- Exercise aim: Find every line in the records below that holds the word "JSON" and copy it.

━━━━

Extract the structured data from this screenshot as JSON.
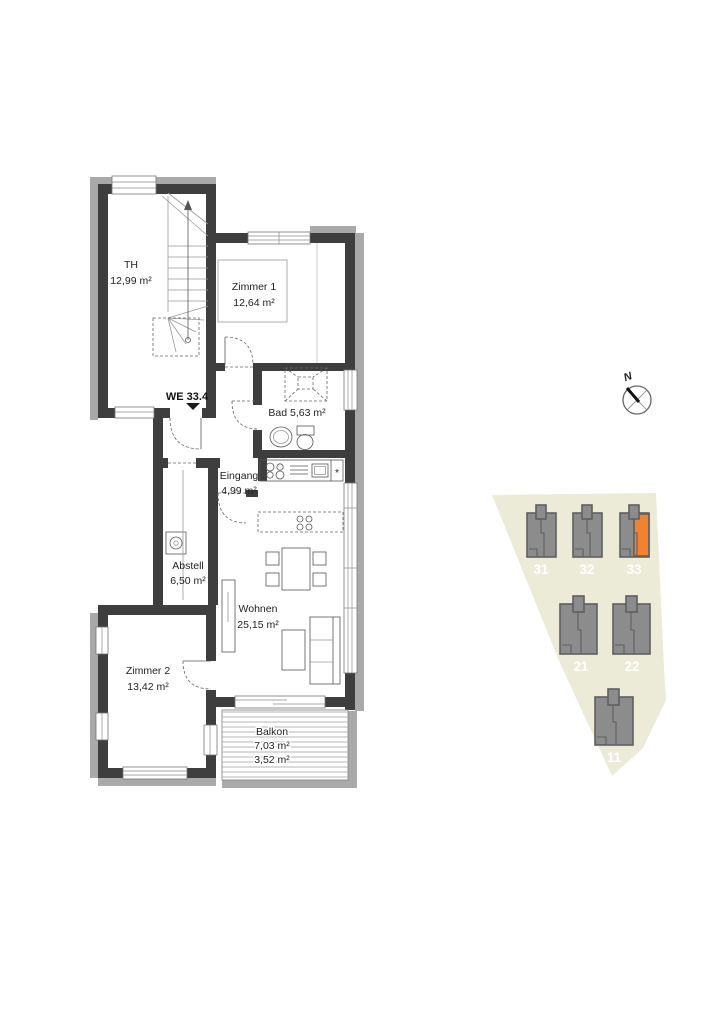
{
  "floorplan": {
    "unit_label": "WE 33.4",
    "rooms": {
      "th": {
        "name": "TH",
        "area": "12,99 m²"
      },
      "zimmer1": {
        "name": "Zimmer 1",
        "area": "12,64 m²"
      },
      "bad": {
        "label": "Bad 5,63 m²"
      },
      "eingang": {
        "name": "Eingang",
        "area": "4,99 m²"
      },
      "abstell": {
        "name": "Abstell",
        "area": "6,50 m²"
      },
      "wohnen": {
        "name": "Wohnen",
        "area": "25,15 m²"
      },
      "zimmer2": {
        "name": "Zimmer 2",
        "area": "13,42 m²"
      },
      "balkon": {
        "name": "Balkon",
        "area_full": "7,03 m²",
        "area_half": "3,52 m²"
      }
    },
    "kitchen_note": "*"
  },
  "siteplan": {
    "buildings": [
      {
        "id": "31",
        "highlighted": false
      },
      {
        "id": "32",
        "highlighted": false
      },
      {
        "id": "33",
        "highlighted": true
      },
      {
        "id": "21",
        "highlighted": false
      },
      {
        "id": "22",
        "highlighted": false
      },
      {
        "id": "11",
        "highlighted": false
      }
    ],
    "colors": {
      "site": "#ebebd8",
      "building": "#8c8c8c",
      "building_outline": "#5f5f5f",
      "highlight": "#f08232"
    }
  },
  "compass": {
    "north_label": "N"
  },
  "colors": {
    "wall": "#3e3e3e",
    "shadow": "#a9a9a9"
  }
}
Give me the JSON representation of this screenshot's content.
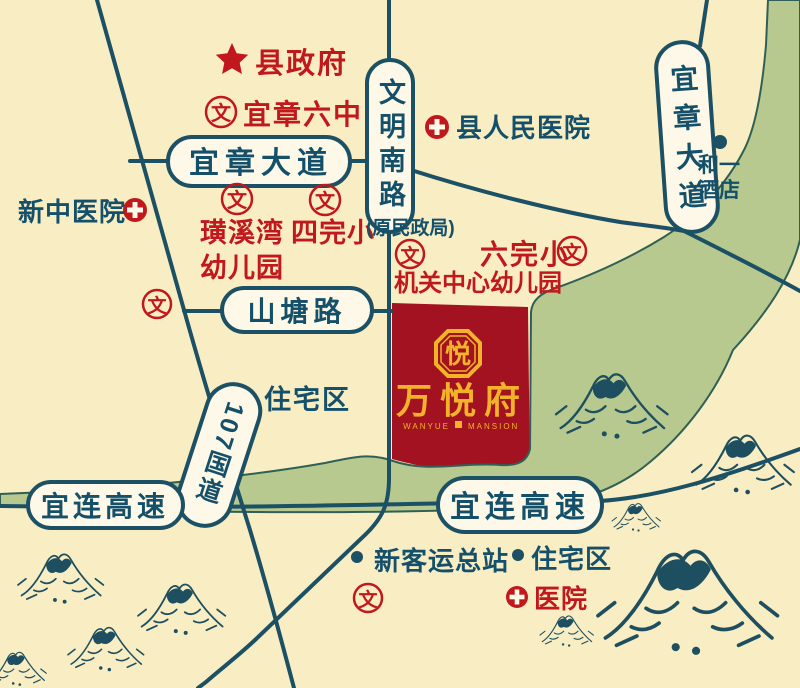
{
  "colors": {
    "background": "#f9edc3",
    "road": "#1b5065",
    "capsule_fill": "#fdf8e7",
    "teal_text": "#15506a",
    "red": "#c0181c",
    "block_red": "#a31220",
    "gold": "#f2b32b",
    "greenbelt": "#b7c98e",
    "ink": "#1d4f60"
  },
  "icons": {
    "school_glyph": "文"
  },
  "project": {
    "name": "万悦府",
    "name_en_left": "WANYUE",
    "name_en_right": "MANSION",
    "logo_char": "悦"
  },
  "roads": {
    "yizhang_avenue": "宜章大道",
    "wenming_south_road": "文明南路",
    "yizhang_avenue_vertical": "宜章大道",
    "shantang_road": "山塘路",
    "g107": "107国道",
    "yilian_expressway_left": "宜连高速",
    "yilian_expressway_right": "宜连高速"
  },
  "pois": {
    "county_government": "县政府",
    "yizhang_no6_middle_school": "宜章六中",
    "county_peoples_hospital": "县人民医院",
    "heyi_hotel_line1": "和一",
    "heyi_hotel_line2": "酒店",
    "xinzhong_hospital": "新中医院",
    "huangxiwan_line1": "璜溪湾",
    "huangxiwan_line2": "幼儿园",
    "no4_primary_school": "四完小",
    "former_civil_affairs_bureau": "(原民政局)",
    "no6_primary_school": "六完小",
    "jiguan_center_kindergarten": "机关中心幼儿园",
    "residential_area_mid": "住宅区",
    "new_bus_terminal": "新客运总站",
    "residential_area_bottom": "住宅区",
    "hospital_bottom": "医院"
  }
}
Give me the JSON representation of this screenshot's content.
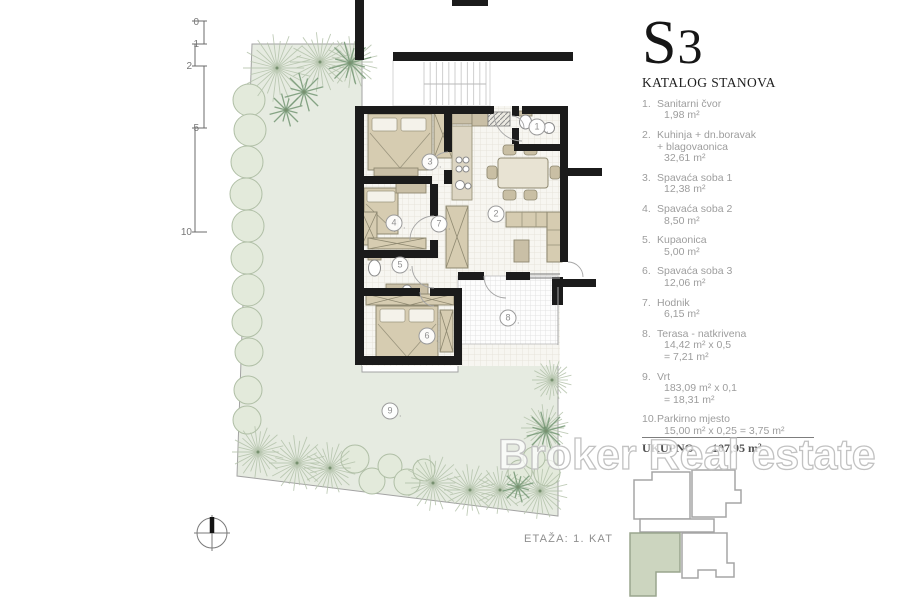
{
  "legend": {
    "code": "S3",
    "subtitle": "KATALOG STANOVA",
    "items": [
      {
        "no": "1.",
        "name_lines": [
          "Sanitarni čvor"
        ],
        "value_lines": [
          "1,98 m²"
        ]
      },
      {
        "no": "2.",
        "name_lines": [
          "Kuhinja + dn.boravak",
          "+ blagovaonica"
        ],
        "value_lines": [
          "32,61 m²"
        ]
      },
      {
        "no": "3.",
        "name_lines": [
          "Spavaća soba 1"
        ],
        "value_lines": [
          "12,38 m²"
        ]
      },
      {
        "no": "4.",
        "name_lines": [
          "Spavaća soba 2"
        ],
        "value_lines": [
          "8,50 m²"
        ]
      },
      {
        "no": "5.",
        "name_lines": [
          "Kupaonica"
        ],
        "value_lines": [
          "5,00 m²"
        ]
      },
      {
        "no": "6.",
        "name_lines": [
          "Spavaća soba 3"
        ],
        "value_lines": [
          "12,06 m²"
        ]
      },
      {
        "no": "7.",
        "name_lines": [
          "Hodnik"
        ],
        "value_lines": [
          "6,15 m²"
        ]
      },
      {
        "no": "8.",
        "name_lines": [
          "Terasa - natkrivena"
        ],
        "value_lines": [
          "14,42 m² x 0,5",
          "= 7,21 m²"
        ]
      },
      {
        "no": "9.",
        "name_lines": [
          "Vrt"
        ],
        "value_lines": [
          "183,09 m² x 0,1",
          "= 18,31 m²"
        ]
      },
      {
        "no": "10.",
        "name_lines": [
          "Parkirno mjesto"
        ],
        "value_lines": [
          "15,00 m² x 0,25 = 3,75 m²"
        ]
      }
    ],
    "total_label": "UKUPNO",
    "total_value": "107,95 m²"
  },
  "plan": {
    "floor_label": "ETAŽA: 1. KAT",
    "badge_dot": ".",
    "room_badges": [
      {
        "n": "1",
        "x": 537,
        "y": 127
      },
      {
        "n": "2",
        "x": 496,
        "y": 214
      },
      {
        "n": "3",
        "x": 430,
        "y": 162
      },
      {
        "n": "4",
        "x": 394,
        "y": 223
      },
      {
        "n": "5",
        "x": 400,
        "y": 265
      },
      {
        "n": "6",
        "x": 427,
        "y": 336
      },
      {
        "n": "7",
        "x": 439,
        "y": 224
      },
      {
        "n": "8",
        "x": 508,
        "y": 318
      },
      {
        "n": "9",
        "x": 390,
        "y": 411
      }
    ],
    "scale_ticks": [
      "0",
      "1",
      "2",
      "5",
      "10"
    ]
  },
  "watermark": "Broker Real estate",
  "colors": {
    "garden": "#e6ebe1",
    "wall": "#1b1b1b",
    "furniture": "#d6ccb1",
    "highlight": "#ccd5bf",
    "watermark": "#c2c2c2"
  }
}
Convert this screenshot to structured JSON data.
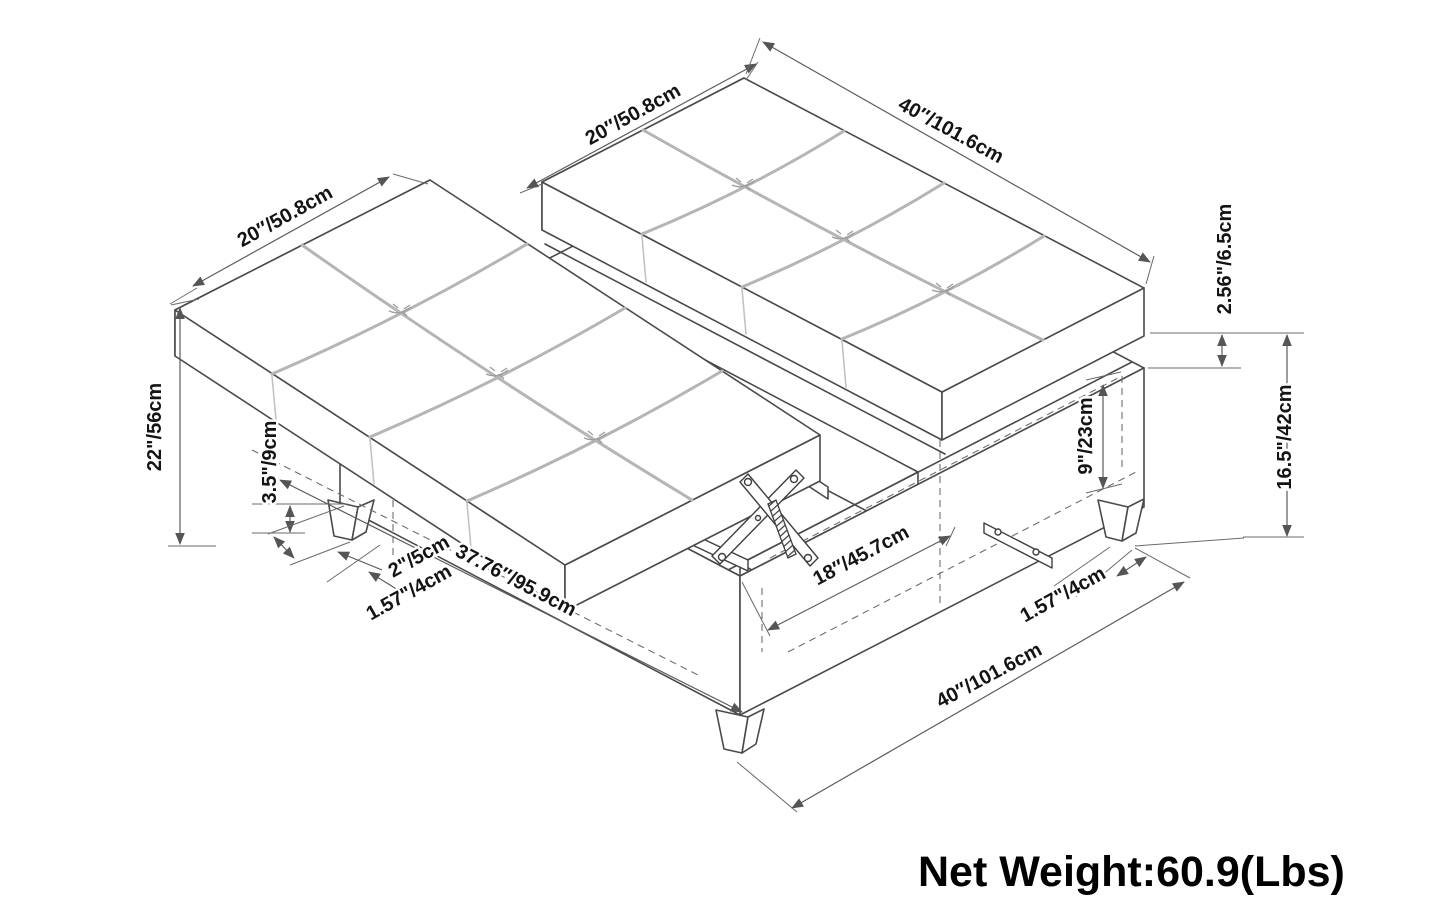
{
  "diagram": {
    "labels": {
      "cushion_width_left": "20″/50.8cm",
      "cushion_width_right": "20″/50.8cm",
      "length_top": "40″/101.6cm",
      "cushion_lip": "2.56\"/6.5cm",
      "base_height": "16.5\"/42cm",
      "storage_depth": "9\"/23cm",
      "overall_height": "22\"/56cm",
      "leg_height": "3.5\"/9cm",
      "leg_top_width": "2\"/5cm",
      "leg_bottom_width_left": "1.57\"/4cm",
      "lid_length": "37.76″/95.9cm",
      "opening_length": "18″/45.7cm",
      "leg_bottom_width_right": "1.57\"/4cm",
      "length_bottom": "40″/101.6cm"
    },
    "net_weight": "Net Weight:60.9(Lbs)",
    "colors": {
      "line": "#4a4a4a",
      "seam": "#b5b5b5",
      "dimension": "#5c5c5c",
      "text": "#141414",
      "background": "#ffffff"
    }
  }
}
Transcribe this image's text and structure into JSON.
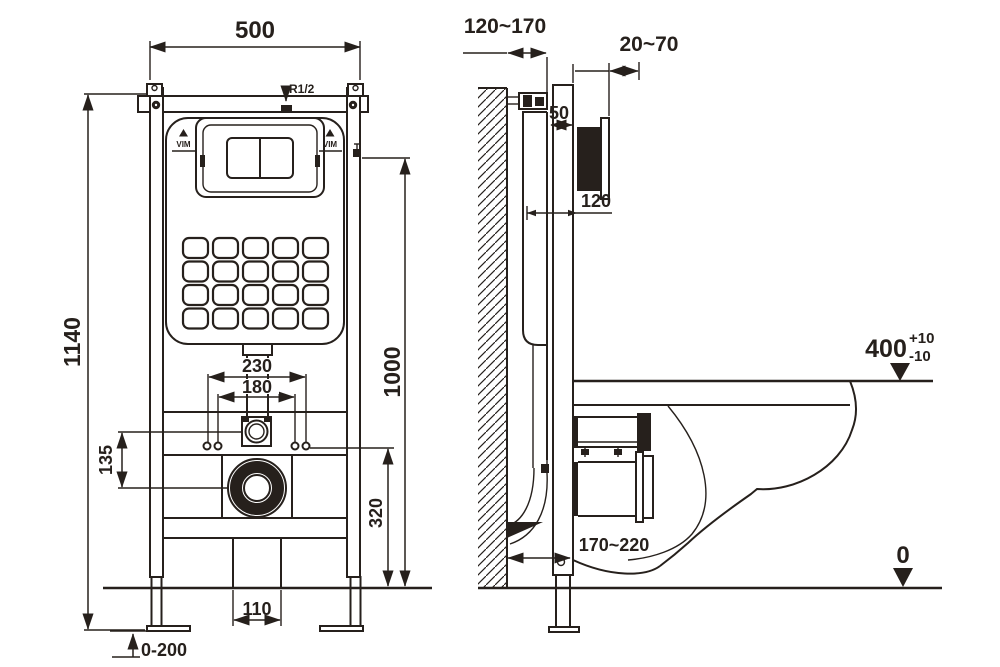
{
  "front_view": {
    "dims": {
      "width": "500",
      "total_height": "1140",
      "inlet_height": "1000",
      "drain_height": "320",
      "bolt_spacing_outer": "230",
      "bolt_spacing_inner": "180",
      "inlet_to_drain": "135",
      "duct_width": "110",
      "foot_adjustment": "0-200"
    },
    "labels": {
      "inlet_thread": "R1/2",
      "brand": "VIM"
    }
  },
  "side_view": {
    "dims": {
      "wall_depth_range": "120~170",
      "finish_thickness_range": "20~70",
      "rail_depth": "50",
      "plate_depth": "120",
      "outlet_offset_range": "170~220"
    },
    "levels": {
      "seat_height": "400",
      "seat_tol_plus": "+10",
      "seat_tol_minus": "-10",
      "floor": "0"
    }
  },
  "colors": {
    "line": "#26201c",
    "paper": "#ffffff"
  }
}
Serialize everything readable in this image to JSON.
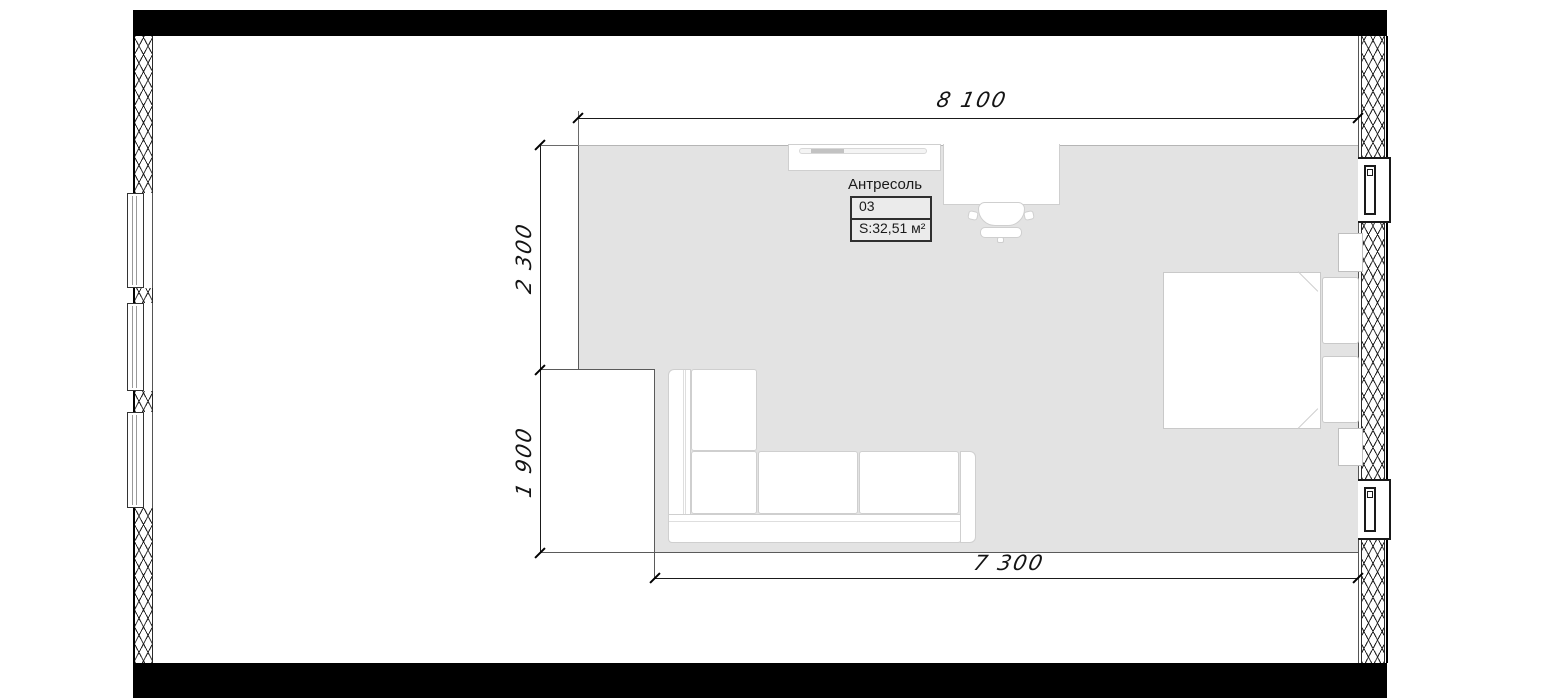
{
  "room_tag": {
    "name": "Антресоль",
    "number": "03",
    "area": "S:32,51 м²"
  },
  "dimensions": {
    "top": "8 100",
    "side_upper": "2 300",
    "side_lower": "1 900",
    "bottom": "7 300"
  },
  "colors": {
    "floor": "#e3e3e3",
    "bearing_wall": "#000000",
    "dimension_line": "#1a1a1a",
    "furniture_border": "#cfcfcf"
  },
  "furniture_names": [
    "wardrobe",
    "desk",
    "office-chair",
    "corner-sofa",
    "bed",
    "pillow",
    "nightstand"
  ]
}
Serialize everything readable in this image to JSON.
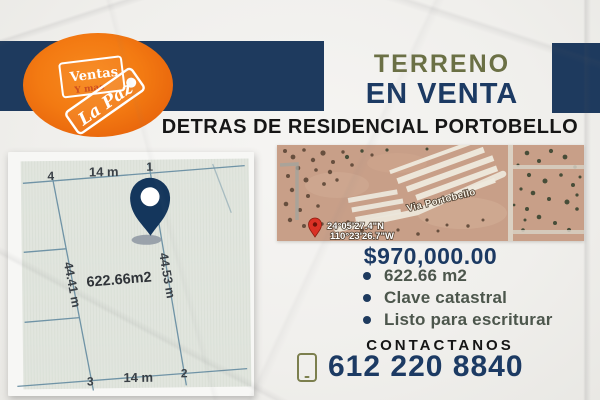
{
  "colors": {
    "navy": "#1e3a5e",
    "olive": "#6b7045",
    "orange": "#f0760f",
    "feature_text": "#4c564c",
    "pin_red": "#d93025"
  },
  "logo": {
    "tag_back_line1": "Ventas",
    "tag_back_line2": "Y mas",
    "tag_front": "La Paz"
  },
  "header": {
    "title_line1": "TERRENO",
    "title_line2": "EN VENTA",
    "subtitle": "DETRAS DE RESIDENCIAL PORTOBELLO"
  },
  "plan": {
    "corner_top_left": "4",
    "corner_top_right": "1",
    "corner_bottom_left": "3",
    "corner_bottom_right": "2",
    "top_length": "14 m",
    "bottom_length": "14 m",
    "left_length": "44.41 m",
    "right_length": "44.53 m",
    "area": "622.66m2"
  },
  "map": {
    "road_label": "Via Portobello",
    "coordinates_line1": "24°05'27.4\"N",
    "coordinates_line2": "110°23'26.7\"W"
  },
  "listing": {
    "price": "$970,000.00",
    "features": [
      "622.66 m2",
      "Clave catastral",
      "Listo para escriturar"
    ]
  },
  "contact": {
    "label": "CONTACTANOS",
    "phone": "612 220 8840"
  }
}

━━━━

- Result for this task:
Extract the structured data from this screenshot as JSON.
Give me the JSON representation of this screenshot's content.
Give me the JSON representation of this screenshot's content.
Convert this screenshot to structured JSON data.
Transcribe this image's text and structure into JSON.
Serialize everything readable in this image to JSON.
Serialize everything readable in this image to JSON.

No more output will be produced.